• **WRITTEN TASK**: Reproduce the records below in full and without edits, omitting images.

• **MATERIAL TO PROCESS**:
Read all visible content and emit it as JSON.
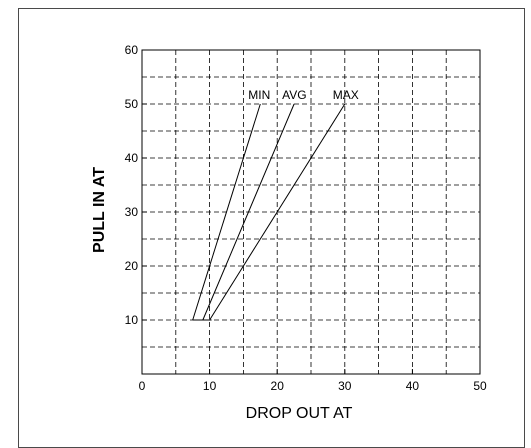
{
  "chart_data": {
    "type": "line",
    "xlabel": "DROP OUT AT",
    "ylabel": "PULL IN AT",
    "xlim": [
      0,
      50
    ],
    "ylim": [
      0,
      60
    ],
    "x_ticks": [
      0,
      10,
      20,
      30,
      40,
      50
    ],
    "y_ticks": [
      10,
      20,
      30,
      40,
      50,
      60
    ],
    "x_tick_labels": [
      "0",
      "10",
      "20",
      "30",
      "40",
      "50"
    ],
    "y_tick_labels": [
      "10",
      "20",
      "30",
      "40",
      "50",
      "60"
    ],
    "grid": true,
    "grid_style": "dashed",
    "grid_x_step": 5,
    "grid_y_step": 5,
    "series": [
      {
        "name": "MIN",
        "x": [
          7.5,
          17.5
        ],
        "y": [
          10,
          50
        ]
      },
      {
        "name": "AVG",
        "x": [
          9,
          22.5
        ],
        "y": [
          10,
          50
        ]
      },
      {
        "name": "MAX",
        "x": [
          10,
          30
        ],
        "y": [
          10,
          50
        ]
      }
    ],
    "colors": {
      "line": "#000000",
      "grid": "#000000",
      "frame": "#4a4a4a"
    }
  }
}
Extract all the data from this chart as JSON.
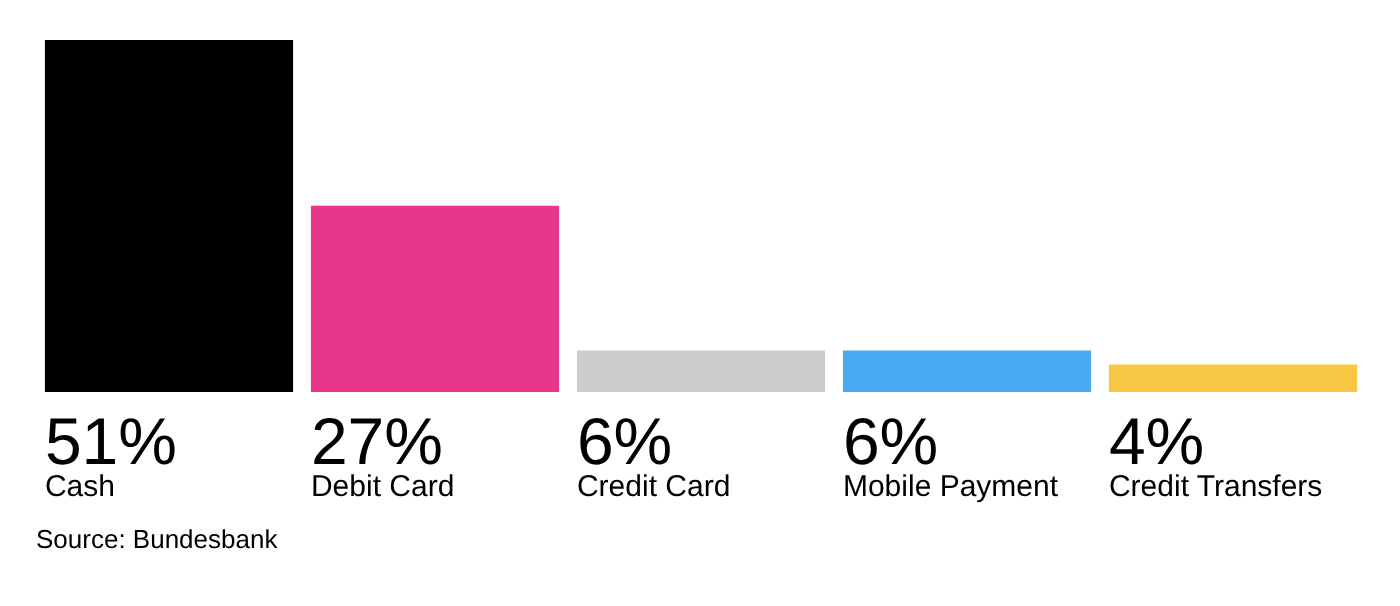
{
  "chart_data": {
    "type": "bar",
    "categories": [
      "Cash",
      "Debit Card",
      "Credit Card",
      "Mobile Payment",
      "Credit Transfers"
    ],
    "values": [
      51,
      27,
      6,
      6,
      4
    ],
    "value_labels": [
      "51%",
      "27%",
      "6%",
      "6%",
      "4%"
    ],
    "colors": [
      "#000000",
      "#e8368b",
      "#cccccc",
      "#4aabf5",
      "#f7c744"
    ],
    "annotations": [
      "Source: Bundesbank"
    ]
  }
}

• **TASK ANSWER**:
Read all visible content and emit it as JSON.
{
  "chart_data": {
    "type": "line",
    "xlabel": "DROP OUT AT",
    "ylabel": "PULL IN AT",
    "xlim": [
      0,
      50
    ],
    "ylim": [
      0,
      60
    ],
    "x_ticks": [
      0,
      10,
      20,
      30,
      40,
      50
    ],
    "y_ticks": [
      10,
      20,
      30,
      40,
      50,
      60
    ],
    "x_tick_labels": [
      "0",
      "10",
      "20",
      "30",
      "40",
      "50"
    ],
    "y_tick_labels": [
      "10",
      "20",
      "30",
      "40",
      "50",
      "60"
    ],
    "grid": true,
    "grid_style": "dashed",
    "grid_x_step": 5,
    "grid_y_step": 5,
    "series": [
      {
        "name": "MIN",
        "x": [
          7.5,
          17.5
        ],
        "y": [
          10,
          50
        ]
      },
      {
        "name": "AVG",
        "x": [
          9,
          22.5
        ],
        "y": [
          10,
          50
        ]
      },
      {
        "name": "MAX",
        "x": [
          10,
          30
        ],
        "y": [
          10,
          50
        ]
      }
    ],
    "colors": {
      "line": "#000000",
      "grid": "#000000",
      "frame": "#4a4a4a"
    }
  }
}
Extract all the data from this chart as JSON.
{
  "chart_data": {
    "type": "bar",
    "categories": [
      "Cash",
      "Debit Card",
      "Credit Card",
      "Mobile Payment",
      "Credit Transfers"
    ],
    "values": [
      51,
      27,
      6,
      6,
      4
    ],
    "value_labels": [
      "51%",
      "27%",
      "6%",
      "6%",
      "4%"
    ],
    "colors": [
      "#000000",
      "#e8368b",
      "#cccccc",
      "#4aabf5",
      "#f7c744"
    ],
    "annotations": [
      "Source: Bundesbank"
    ]
  }
}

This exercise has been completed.